GIVEN EXERCISE → Edit the listing below so that every instance of "plot-area" reads "plotting-region", leaving all other text unchanged.

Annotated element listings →
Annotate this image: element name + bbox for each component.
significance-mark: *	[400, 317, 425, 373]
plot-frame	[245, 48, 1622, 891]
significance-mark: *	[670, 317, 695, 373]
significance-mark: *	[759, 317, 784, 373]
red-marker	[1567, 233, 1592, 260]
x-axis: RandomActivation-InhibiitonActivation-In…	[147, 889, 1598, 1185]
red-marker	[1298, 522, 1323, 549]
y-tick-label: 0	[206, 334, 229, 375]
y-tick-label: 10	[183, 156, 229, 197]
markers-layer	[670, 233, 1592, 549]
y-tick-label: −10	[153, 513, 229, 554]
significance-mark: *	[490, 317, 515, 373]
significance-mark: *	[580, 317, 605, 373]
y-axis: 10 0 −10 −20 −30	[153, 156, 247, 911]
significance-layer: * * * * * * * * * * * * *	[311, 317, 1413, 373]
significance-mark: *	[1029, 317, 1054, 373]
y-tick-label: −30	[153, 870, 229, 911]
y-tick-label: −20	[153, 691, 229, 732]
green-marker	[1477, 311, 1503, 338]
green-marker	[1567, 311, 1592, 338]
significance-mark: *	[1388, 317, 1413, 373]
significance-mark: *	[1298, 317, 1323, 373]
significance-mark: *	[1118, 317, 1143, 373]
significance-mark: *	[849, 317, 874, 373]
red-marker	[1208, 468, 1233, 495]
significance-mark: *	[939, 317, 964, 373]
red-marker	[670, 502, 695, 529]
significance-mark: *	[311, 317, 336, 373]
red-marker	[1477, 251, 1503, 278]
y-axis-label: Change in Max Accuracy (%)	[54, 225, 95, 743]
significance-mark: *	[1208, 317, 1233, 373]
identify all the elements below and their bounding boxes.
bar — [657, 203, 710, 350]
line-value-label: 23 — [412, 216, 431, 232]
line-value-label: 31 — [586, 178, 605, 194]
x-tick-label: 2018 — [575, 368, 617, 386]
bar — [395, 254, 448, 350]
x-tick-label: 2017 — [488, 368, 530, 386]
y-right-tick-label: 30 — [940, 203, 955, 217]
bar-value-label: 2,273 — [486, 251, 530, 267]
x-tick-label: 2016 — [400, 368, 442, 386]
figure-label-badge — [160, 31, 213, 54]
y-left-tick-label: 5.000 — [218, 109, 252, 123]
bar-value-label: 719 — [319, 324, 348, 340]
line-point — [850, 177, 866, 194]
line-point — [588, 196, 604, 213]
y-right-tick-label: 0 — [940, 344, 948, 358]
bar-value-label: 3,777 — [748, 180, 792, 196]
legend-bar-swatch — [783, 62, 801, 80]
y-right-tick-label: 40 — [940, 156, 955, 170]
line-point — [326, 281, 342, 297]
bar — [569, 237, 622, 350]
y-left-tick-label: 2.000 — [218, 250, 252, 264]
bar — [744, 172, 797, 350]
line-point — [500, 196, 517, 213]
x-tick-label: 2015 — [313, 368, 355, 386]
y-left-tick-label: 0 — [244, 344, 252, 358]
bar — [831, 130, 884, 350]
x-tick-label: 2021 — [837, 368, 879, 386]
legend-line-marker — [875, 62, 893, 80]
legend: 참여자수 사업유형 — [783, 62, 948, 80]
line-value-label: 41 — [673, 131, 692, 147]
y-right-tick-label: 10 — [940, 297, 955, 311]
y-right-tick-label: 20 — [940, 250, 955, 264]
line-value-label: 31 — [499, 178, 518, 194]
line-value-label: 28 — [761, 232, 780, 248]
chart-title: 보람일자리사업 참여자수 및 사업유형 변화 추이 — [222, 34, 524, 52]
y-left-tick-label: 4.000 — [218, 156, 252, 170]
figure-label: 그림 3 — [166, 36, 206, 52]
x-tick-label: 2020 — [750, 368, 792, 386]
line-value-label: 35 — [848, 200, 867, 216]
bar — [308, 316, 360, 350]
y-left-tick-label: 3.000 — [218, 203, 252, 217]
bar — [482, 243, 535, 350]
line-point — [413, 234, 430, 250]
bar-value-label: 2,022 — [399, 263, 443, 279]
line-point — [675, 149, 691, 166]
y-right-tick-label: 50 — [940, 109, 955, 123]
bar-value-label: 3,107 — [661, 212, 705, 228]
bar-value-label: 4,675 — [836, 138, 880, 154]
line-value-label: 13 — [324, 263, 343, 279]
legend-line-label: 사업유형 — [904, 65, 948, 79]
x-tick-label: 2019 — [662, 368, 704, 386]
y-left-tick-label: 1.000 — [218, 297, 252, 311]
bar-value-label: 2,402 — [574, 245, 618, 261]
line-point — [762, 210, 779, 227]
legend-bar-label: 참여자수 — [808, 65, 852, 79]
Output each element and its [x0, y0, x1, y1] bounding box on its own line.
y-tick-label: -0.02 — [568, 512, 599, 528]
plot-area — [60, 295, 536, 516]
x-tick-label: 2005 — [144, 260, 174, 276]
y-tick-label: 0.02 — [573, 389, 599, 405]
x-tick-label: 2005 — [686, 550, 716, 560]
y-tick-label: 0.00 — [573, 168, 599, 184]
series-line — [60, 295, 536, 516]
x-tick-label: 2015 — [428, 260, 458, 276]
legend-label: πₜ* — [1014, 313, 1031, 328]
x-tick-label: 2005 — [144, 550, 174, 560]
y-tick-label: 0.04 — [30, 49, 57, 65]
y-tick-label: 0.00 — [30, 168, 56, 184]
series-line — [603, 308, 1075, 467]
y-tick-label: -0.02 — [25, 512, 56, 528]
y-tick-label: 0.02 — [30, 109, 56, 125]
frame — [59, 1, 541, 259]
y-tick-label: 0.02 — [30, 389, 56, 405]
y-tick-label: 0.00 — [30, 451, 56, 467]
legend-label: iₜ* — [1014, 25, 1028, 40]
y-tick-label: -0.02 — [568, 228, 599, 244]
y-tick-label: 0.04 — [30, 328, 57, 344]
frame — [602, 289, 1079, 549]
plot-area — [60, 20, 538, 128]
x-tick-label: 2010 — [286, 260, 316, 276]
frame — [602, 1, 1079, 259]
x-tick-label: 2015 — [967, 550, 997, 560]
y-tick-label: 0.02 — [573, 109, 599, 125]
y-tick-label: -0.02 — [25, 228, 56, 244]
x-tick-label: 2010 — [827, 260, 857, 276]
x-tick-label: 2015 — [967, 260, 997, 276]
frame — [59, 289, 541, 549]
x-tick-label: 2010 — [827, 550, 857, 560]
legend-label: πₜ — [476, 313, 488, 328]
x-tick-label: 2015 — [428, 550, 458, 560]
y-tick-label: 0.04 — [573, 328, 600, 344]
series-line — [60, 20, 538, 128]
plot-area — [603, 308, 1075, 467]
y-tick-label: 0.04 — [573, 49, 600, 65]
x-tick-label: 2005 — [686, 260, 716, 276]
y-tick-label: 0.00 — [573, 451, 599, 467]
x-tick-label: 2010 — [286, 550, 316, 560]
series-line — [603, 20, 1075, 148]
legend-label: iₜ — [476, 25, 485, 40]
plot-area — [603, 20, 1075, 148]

TASK RESULT →
Annotate this image: element name + bbox for each component.
significance-mark: *	[400, 317, 425, 373]
plot-frame	[245, 48, 1622, 891]
significance-mark: *	[670, 317, 695, 373]
significance-mark: *	[759, 317, 784, 373]
red-marker	[1567, 233, 1592, 260]
x-axis: RandomActivation-InhibiitonActivation-In…	[147, 889, 1598, 1185]
red-marker	[1298, 522, 1323, 549]
y-tick-label: 0	[206, 334, 229, 375]
y-tick-label: 10	[183, 156, 229, 197]
markers-layer	[670, 233, 1592, 549]
y-tick-label: −10	[153, 513, 229, 554]
significance-mark: *	[490, 317, 515, 373]
significance-mark: *	[580, 317, 605, 373]
y-axis: 10 0 −10 −20 −30	[153, 156, 247, 911]
significance-layer: * * * * * * * * * * * * *	[311, 317, 1413, 373]
significance-mark: *	[1029, 317, 1054, 373]
y-tick-label: −30	[153, 870, 229, 911]
y-tick-label: −20	[153, 691, 229, 732]
green-marker	[1477, 311, 1503, 338]
green-marker	[1567, 311, 1592, 338]
significance-mark: *	[1388, 317, 1413, 373]
significance-mark: *	[1298, 317, 1323, 373]
significance-mark: *	[1118, 317, 1143, 373]
significance-mark: *	[849, 317, 874, 373]
red-marker	[1208, 468, 1233, 495]
significance-mark: *	[939, 317, 964, 373]
red-marker	[670, 502, 695, 529]
significance-mark: *	[311, 317, 336, 373]
red-marker	[1477, 251, 1503, 278]
y-axis-label: Change in Max Accuracy (%)	[54, 225, 95, 743]
significance-mark: *	[1208, 317, 1233, 373]
identify all the elements below and their bounding boxes.
bar — [657, 203, 710, 350]
line-value-label: 23 — [412, 216, 431, 232]
line-value-label: 31 — [586, 178, 605, 194]
x-tick-label: 2018 — [575, 368, 617, 386]
bar — [395, 254, 448, 350]
x-tick-label: 2017 — [488, 368, 530, 386]
y-right-tick-label: 30 — [940, 203, 955, 217]
bar-value-label: 2,273 — [486, 251, 530, 267]
x-tick-label: 2016 — [400, 368, 442, 386]
figure-label-badge — [160, 31, 213, 54]
y-left-tick-label: 5.000 — [218, 109, 252, 123]
bar-value-label: 719 — [319, 324, 348, 340]
line-point — [850, 177, 866, 194]
line-point — [588, 196, 604, 213]
y-right-tick-label: 0 — [940, 344, 948, 358]
bar-value-label: 3,777 — [748, 180, 792, 196]
legend-bar-swatch — [783, 62, 801, 80]
y-right-tick-label: 40 — [940, 156, 955, 170]
line-point — [326, 281, 342, 297]
bar — [569, 237, 622, 350]
y-left-tick-label: 2.000 — [218, 250, 252, 264]
bar — [744, 172, 797, 350]
line-point — [500, 196, 517, 213]
x-tick-label: 2015 — [313, 368, 355, 386]
y-left-tick-label: 0 — [244, 344, 252, 358]
bar — [831, 130, 884, 350]
x-tick-label: 2021 — [837, 368, 879, 386]
legend-line-marker — [875, 62, 893, 80]
legend: 참여자수 사업유형 — [783, 62, 948, 80]
line-value-label: 41 — [673, 131, 692, 147]
y-right-tick-label: 10 — [940, 297, 955, 311]
y-right-tick-label: 20 — [940, 250, 955, 264]
line-value-label: 31 — [499, 178, 518, 194]
line-value-label: 28 — [761, 232, 780, 248]
chart-title: 보람일자리사업 참여자수 및 사업유형 변화 추이 — [222, 34, 524, 52]
y-left-tick-label: 4.000 — [218, 156, 252, 170]
figure-label: 그림 3 — [166, 36, 206, 52]
x-tick-label: 2020 — [750, 368, 792, 386]
line-value-label: 35 — [848, 200, 867, 216]
bar — [308, 316, 360, 350]
y-left-tick-label: 3.000 — [218, 203, 252, 217]
bar — [482, 243, 535, 350]
line-point — [413, 234, 430, 250]
bar-value-label: 2,022 — [399, 263, 443, 279]
line-point — [675, 149, 691, 166]
y-right-tick-label: 50 — [940, 109, 955, 123]
bar-value-label: 3,107 — [661, 212, 705, 228]
bar-value-label: 4,675 — [836, 138, 880, 154]
line-value-label: 13 — [324, 263, 343, 279]
legend-line-label: 사업유형 — [904, 65, 948, 79]
x-tick-label: 2019 — [662, 368, 704, 386]
y-left-tick-label: 1.000 — [218, 297, 252, 311]
bar-value-label: 2,402 — [574, 245, 618, 261]
line-point — [762, 210, 779, 227]
legend-bar-label: 참여자수 — [808, 65, 852, 79]
Output each element and its [x0, y0, x1, y1] bounding box on its own line.
y-tick-label: -0.02 — [568, 512, 599, 528]
plotting-region — [60, 295, 536, 516]
x-tick-label: 2005 — [144, 260, 174, 276]
y-tick-label: 0.02 — [573, 389, 599, 405]
x-tick-label: 2005 — [686, 550, 716, 560]
y-tick-label: 0.00 — [573, 168, 599, 184]
series-line — [60, 295, 536, 516]
x-tick-label: 2015 — [428, 260, 458, 276]
legend-label: πₜ* — [1014, 313, 1031, 328]
x-tick-label: 2005 — [144, 550, 174, 560]
y-tick-label: 0.04 — [30, 49, 57, 65]
y-tick-label: 0.00 — [30, 168, 56, 184]
series-line — [603, 308, 1075, 467]
y-tick-label: -0.02 — [25, 512, 56, 528]
y-tick-label: 0.02 — [30, 109, 56, 125]
frame — [59, 1, 541, 259]
y-tick-label: 0.02 — [30, 389, 56, 405]
y-tick-label: 0.00 — [30, 451, 56, 467]
legend-label: iₜ* — [1014, 25, 1028, 40]
y-tick-label: -0.02 — [568, 228, 599, 244]
y-tick-label: 0.04 — [30, 328, 57, 344]
frame — [602, 289, 1079, 549]
plotting-region — [60, 20, 538, 128]
x-tick-label: 2010 — [286, 260, 316, 276]
frame — [602, 1, 1079, 259]
x-tick-label: 2015 — [967, 550, 997, 560]
y-tick-label: 0.02 — [573, 109, 599, 125]
y-tick-label: -0.02 — [25, 228, 56, 244]
x-tick-label: 2010 — [827, 260, 857, 276]
x-tick-label: 2015 — [967, 260, 997, 276]
frame — [59, 289, 541, 549]
x-tick-label: 2010 — [827, 550, 857, 560]
legend-label: πₜ — [476, 313, 488, 328]
x-tick-label: 2015 — [428, 550, 458, 560]
y-tick-label: 0.04 — [573, 328, 600, 344]
series-line — [60, 20, 538, 128]
plotting-region — [603, 308, 1075, 467]
y-tick-label: 0.04 — [573, 49, 600, 65]
x-tick-label: 2005 — [686, 260, 716, 276]
y-tick-label: 0.00 — [573, 451, 599, 467]
x-tick-label: 2010 — [286, 550, 316, 560]
series-line — [603, 20, 1075, 148]
legend-label: iₜ — [476, 25, 485, 40]
plotting-region — [603, 20, 1075, 148]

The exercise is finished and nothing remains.